Spatial annotation rows
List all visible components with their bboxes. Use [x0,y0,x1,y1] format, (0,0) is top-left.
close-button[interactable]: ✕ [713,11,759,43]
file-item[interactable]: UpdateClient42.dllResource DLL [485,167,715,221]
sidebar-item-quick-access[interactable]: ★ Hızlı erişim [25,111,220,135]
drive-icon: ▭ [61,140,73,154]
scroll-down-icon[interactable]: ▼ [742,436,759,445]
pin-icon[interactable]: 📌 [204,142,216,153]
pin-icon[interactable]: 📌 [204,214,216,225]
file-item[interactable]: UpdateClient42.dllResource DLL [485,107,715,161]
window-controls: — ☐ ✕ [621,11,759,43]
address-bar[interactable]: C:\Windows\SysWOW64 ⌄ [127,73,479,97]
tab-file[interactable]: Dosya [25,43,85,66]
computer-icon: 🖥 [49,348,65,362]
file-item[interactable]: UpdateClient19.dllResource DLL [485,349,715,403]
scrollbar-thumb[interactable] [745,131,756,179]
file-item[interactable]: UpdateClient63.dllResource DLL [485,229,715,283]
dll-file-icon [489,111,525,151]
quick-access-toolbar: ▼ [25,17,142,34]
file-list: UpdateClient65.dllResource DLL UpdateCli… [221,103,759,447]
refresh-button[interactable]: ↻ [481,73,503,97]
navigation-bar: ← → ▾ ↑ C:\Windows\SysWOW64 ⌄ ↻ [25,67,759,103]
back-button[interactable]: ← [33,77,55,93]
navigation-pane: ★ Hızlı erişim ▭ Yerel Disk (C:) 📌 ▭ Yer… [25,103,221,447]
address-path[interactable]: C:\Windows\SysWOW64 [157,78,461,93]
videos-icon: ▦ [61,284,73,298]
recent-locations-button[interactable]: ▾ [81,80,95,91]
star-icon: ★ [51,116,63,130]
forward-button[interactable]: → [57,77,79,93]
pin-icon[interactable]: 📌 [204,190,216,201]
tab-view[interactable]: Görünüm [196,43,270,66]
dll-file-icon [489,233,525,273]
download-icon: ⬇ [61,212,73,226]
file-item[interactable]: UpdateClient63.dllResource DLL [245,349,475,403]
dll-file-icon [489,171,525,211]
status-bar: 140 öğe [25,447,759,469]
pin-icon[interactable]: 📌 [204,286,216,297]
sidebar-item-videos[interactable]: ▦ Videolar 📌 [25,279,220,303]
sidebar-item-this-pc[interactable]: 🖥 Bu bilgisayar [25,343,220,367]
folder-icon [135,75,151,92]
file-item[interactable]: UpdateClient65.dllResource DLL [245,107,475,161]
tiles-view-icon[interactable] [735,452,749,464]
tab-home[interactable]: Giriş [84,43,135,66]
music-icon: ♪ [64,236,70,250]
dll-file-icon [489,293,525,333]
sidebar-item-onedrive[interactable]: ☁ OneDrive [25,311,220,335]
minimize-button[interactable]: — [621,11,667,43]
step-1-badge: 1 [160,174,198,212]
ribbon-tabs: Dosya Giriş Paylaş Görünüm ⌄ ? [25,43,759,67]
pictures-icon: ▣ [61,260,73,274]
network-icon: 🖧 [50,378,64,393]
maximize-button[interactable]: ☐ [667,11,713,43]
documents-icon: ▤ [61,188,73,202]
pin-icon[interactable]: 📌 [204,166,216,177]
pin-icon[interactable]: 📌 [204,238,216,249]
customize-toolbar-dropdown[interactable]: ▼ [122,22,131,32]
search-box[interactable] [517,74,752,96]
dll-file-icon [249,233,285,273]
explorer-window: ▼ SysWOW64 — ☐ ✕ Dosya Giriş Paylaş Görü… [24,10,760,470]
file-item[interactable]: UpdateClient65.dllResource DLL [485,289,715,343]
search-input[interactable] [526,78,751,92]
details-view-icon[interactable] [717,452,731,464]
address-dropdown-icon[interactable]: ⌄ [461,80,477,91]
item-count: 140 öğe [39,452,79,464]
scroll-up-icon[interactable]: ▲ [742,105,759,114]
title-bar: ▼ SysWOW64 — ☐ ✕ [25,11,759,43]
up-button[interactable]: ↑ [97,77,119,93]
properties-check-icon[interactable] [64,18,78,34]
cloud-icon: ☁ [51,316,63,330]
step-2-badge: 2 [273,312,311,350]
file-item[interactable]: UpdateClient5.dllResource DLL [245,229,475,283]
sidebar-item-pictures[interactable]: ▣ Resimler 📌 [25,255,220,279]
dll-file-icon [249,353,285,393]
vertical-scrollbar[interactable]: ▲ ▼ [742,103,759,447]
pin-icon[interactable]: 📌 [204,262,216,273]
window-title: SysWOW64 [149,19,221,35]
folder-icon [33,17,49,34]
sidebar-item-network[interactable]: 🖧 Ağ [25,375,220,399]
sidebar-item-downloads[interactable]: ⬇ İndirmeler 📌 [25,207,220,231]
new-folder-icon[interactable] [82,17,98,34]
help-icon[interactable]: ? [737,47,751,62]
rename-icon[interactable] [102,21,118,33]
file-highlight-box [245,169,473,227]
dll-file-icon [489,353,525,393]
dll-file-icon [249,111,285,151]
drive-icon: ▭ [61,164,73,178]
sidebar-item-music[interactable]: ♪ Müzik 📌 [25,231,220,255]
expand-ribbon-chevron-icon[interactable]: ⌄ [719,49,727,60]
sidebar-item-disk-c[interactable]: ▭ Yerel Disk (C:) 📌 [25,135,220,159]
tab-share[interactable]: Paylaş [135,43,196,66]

▶ **TASK STATEMENT**:
Rewrite all the rows above, changing each "pin-icon" to "pin-button" and leaving everything else as it is.

▶ **RESULT FOR THIS EXERCISE**:
List all visible components with their bboxes. Use [x0,y0,x1,y1] format, (0,0) is top-left.
close-button[interactable]: ✕ [713,11,759,43]
file-item[interactable]: UpdateClient42.dllResource DLL [485,167,715,221]
sidebar-item-quick-access[interactable]: ★ Hızlı erişim [25,111,220,135]
drive-icon: ▭ [61,140,73,154]
scroll-down-icon[interactable]: ▼ [742,436,759,445]
pin-button[interactable]: 📌 [204,142,216,153]
pin-button[interactable]: 📌 [204,214,216,225]
file-item[interactable]: UpdateClient42.dllResource DLL [485,107,715,161]
window-controls: — ☐ ✕ [621,11,759,43]
address-bar[interactable]: C:\Windows\SysWOW64 ⌄ [127,73,479,97]
tab-file[interactable]: Dosya [25,43,85,66]
computer-icon: 🖥 [49,348,65,362]
file-item[interactable]: UpdateClient19.dllResource DLL [485,349,715,403]
scrollbar-thumb[interactable] [745,131,756,179]
file-item[interactable]: UpdateClient63.dllResource DLL [485,229,715,283]
dll-file-icon [489,111,525,151]
quick-access-toolbar: ▼ [25,17,142,34]
file-list: UpdateClient65.dllResource DLL UpdateCli… [221,103,759,447]
refresh-button[interactable]: ↻ [481,73,503,97]
navigation-bar: ← → ▾ ↑ C:\Windows\SysWOW64 ⌄ ↻ [25,67,759,103]
back-button[interactable]: ← [33,77,55,93]
navigation-pane: ★ Hızlı erişim ▭ Yerel Disk (C:) 📌 ▭ Yer… [25,103,221,447]
address-path[interactable]: C:\Windows\SysWOW64 [157,78,461,93]
videos-icon: ▦ [61,284,73,298]
recent-locations-button[interactable]: ▾ [81,80,95,91]
star-icon: ★ [51,116,63,130]
forward-button[interactable]: → [57,77,79,93]
pin-button[interactable]: 📌 [204,190,216,201]
tab-view[interactable]: Görünüm [196,43,270,66]
dll-file-icon [489,233,525,273]
download-icon: ⬇ [61,212,73,226]
file-item[interactable]: UpdateClient63.dllResource DLL [245,349,475,403]
dll-file-icon [489,171,525,211]
status-bar: 140 öğe [25,447,759,469]
pin-button[interactable]: 📌 [204,286,216,297]
sidebar-item-videos[interactable]: ▦ Videolar 📌 [25,279,220,303]
sidebar-item-this-pc[interactable]: 🖥 Bu bilgisayar [25,343,220,367]
folder-icon [135,75,151,92]
file-item[interactable]: UpdateClient65.dllResource DLL [245,107,475,161]
tiles-view-icon[interactable] [735,452,749,464]
tab-home[interactable]: Giriş [84,43,135,66]
music-icon: ♪ [64,236,70,250]
dll-file-icon [489,293,525,333]
sidebar-item-onedrive[interactable]: ☁ OneDrive [25,311,220,335]
minimize-button[interactable]: — [621,11,667,43]
step-1-badge: 1 [160,174,198,212]
ribbon-tabs: Dosya Giriş Paylaş Görünüm ⌄ ? [25,43,759,67]
pictures-icon: ▣ [61,260,73,274]
network-icon: 🖧 [50,378,64,393]
maximize-button[interactable]: ☐ [667,11,713,43]
documents-icon: ▤ [61,188,73,202]
pin-button[interactable]: 📌 [204,166,216,177]
pin-button[interactable]: 📌 [204,238,216,249]
customize-toolbar-dropdown[interactable]: ▼ [122,22,131,32]
search-box[interactable] [517,74,752,96]
dll-file-icon [249,233,285,273]
explorer-window: ▼ SysWOW64 — ☐ ✕ Dosya Giriş Paylaş Görü… [24,10,760,470]
file-item[interactable]: UpdateClient65.dllResource DLL [485,289,715,343]
search-input[interactable] [526,78,751,92]
details-view-icon[interactable] [717,452,731,464]
address-dropdown-icon[interactable]: ⌄ [461,80,477,91]
item-count: 140 öğe [39,452,79,464]
scroll-up-icon[interactable]: ▲ [742,105,759,114]
title-bar: ▼ SysWOW64 — ☐ ✕ [25,11,759,43]
up-button[interactable]: ↑ [97,77,119,93]
properties-check-icon[interactable] [64,18,78,34]
cloud-icon: ☁ [51,316,63,330]
step-2-badge: 2 [273,312,311,350]
file-item[interactable]: UpdateClient5.dllResource DLL [245,229,475,283]
sidebar-item-pictures[interactable]: ▣ Resimler 📌 [25,255,220,279]
dll-file-icon [249,353,285,393]
vertical-scrollbar[interactable]: ▲ ▼ [742,103,759,447]
pin-button[interactable]: 📌 [204,262,216,273]
window-title: SysWOW64 [149,19,221,35]
folder-icon [33,17,49,34]
sidebar-item-network[interactable]: 🖧 Ağ [25,375,220,399]
sidebar-item-downloads[interactable]: ⬇ İndirmeler 📌 [25,207,220,231]
new-folder-icon[interactable] [82,17,98,34]
help-icon[interactable]: ? [737,47,751,62]
rename-icon[interactable] [102,21,118,33]
file-highlight-box [245,169,473,227]
dll-file-icon [489,353,525,393]
dll-file-icon [249,111,285,151]
drive-icon: ▭ [61,164,73,178]
sidebar-item-music[interactable]: ♪ Müzik 📌 [25,231,220,255]
expand-ribbon-chevron-icon[interactable]: ⌄ [719,49,727,60]
sidebar-item-disk-c[interactable]: ▭ Yerel Disk (C:) 📌 [25,135,220,159]
tab-share[interactable]: Paylaş [135,43,196,66]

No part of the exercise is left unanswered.